* begin RECORDS FOR THE TASK *

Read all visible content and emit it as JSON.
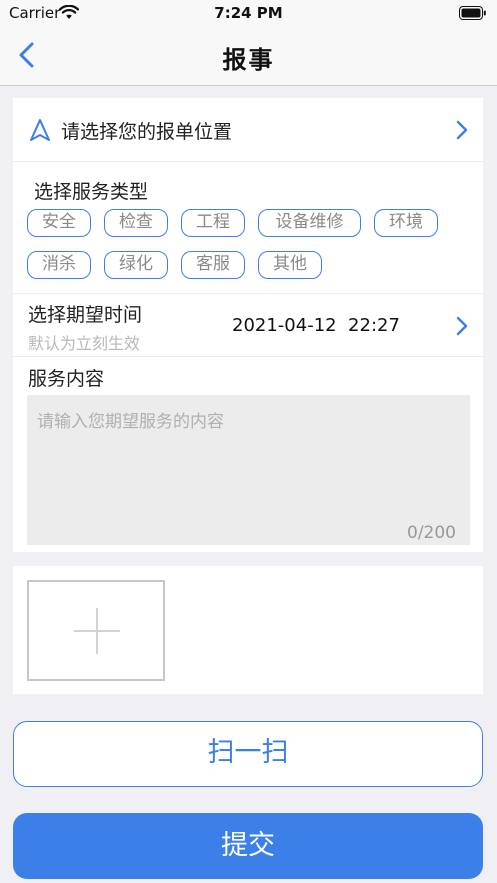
{
  "status_bar": {
    "carrier": "Carrier",
    "time": "7:24 PM",
    "wifi_icon": "wifi-icon",
    "battery_icon": "battery-icon"
  },
  "nav": {
    "back_icon": "chevron-left-icon",
    "title": "报事"
  },
  "location": {
    "icon": "navigation-arrow-icon",
    "label": "请选择您的报单位置",
    "chevron_icon": "chevron-right-icon"
  },
  "service_type": {
    "title": "选择服务类型",
    "tags": [
      "安全",
      "检查",
      "工程",
      "设备维修",
      "环境",
      "消杀",
      "绿化",
      "客服",
      "其他"
    ]
  },
  "time": {
    "title": "选择期望时间",
    "hint": "默认为立刻生效",
    "value": "2021-04-12  22:27",
    "chevron_icon": "chevron-right-icon"
  },
  "content": {
    "title": "服务内容",
    "placeholder": "请输入您期望服务的内容",
    "counter": "0/200"
  },
  "photo": {
    "add_icon": "plus-icon"
  },
  "actions": {
    "scan_label": "扫一扫",
    "submit_label": "提交"
  },
  "colors": {
    "accent": "#3b7fe8",
    "background": "#efeff4",
    "placeholder": "#b0b0b0"
  }
}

* end RECORDS FOR THE TASK *

» **REQUIREMENTS**
All preceding records should be duplicated verbatim, images excepted.

» **FINISHED TASK**
Read all visible content and emit it as JSON.
{
  "status_bar": {
    "carrier": "Carrier",
    "time": "7:24 PM",
    "wifi_icon": "wifi-icon",
    "battery_icon": "battery-icon"
  },
  "nav": {
    "back_icon": "chevron-left-icon",
    "title": "报事"
  },
  "location": {
    "icon": "navigation-arrow-icon",
    "label": "请选择您的报单位置",
    "chevron_icon": "chevron-right-icon"
  },
  "service_type": {
    "title": "选择服务类型",
    "tags": [
      "安全",
      "检查",
      "工程",
      "设备维修",
      "环境",
      "消杀",
      "绿化",
      "客服",
      "其他"
    ]
  },
  "time": {
    "title": "选择期望时间",
    "hint": "默认为立刻生效",
    "value": "2021-04-12  22:27",
    "chevron_icon": "chevron-right-icon"
  },
  "content": {
    "title": "服务内容",
    "placeholder": "请输入您期望服务的内容",
    "counter": "0/200"
  },
  "photo": {
    "add_icon": "plus-icon"
  },
  "actions": {
    "scan_label": "扫一扫",
    "submit_label": "提交"
  },
  "colors": {
    "accent": "#3b7fe8",
    "background": "#efeff4",
    "placeholder": "#b0b0b0"
  }
}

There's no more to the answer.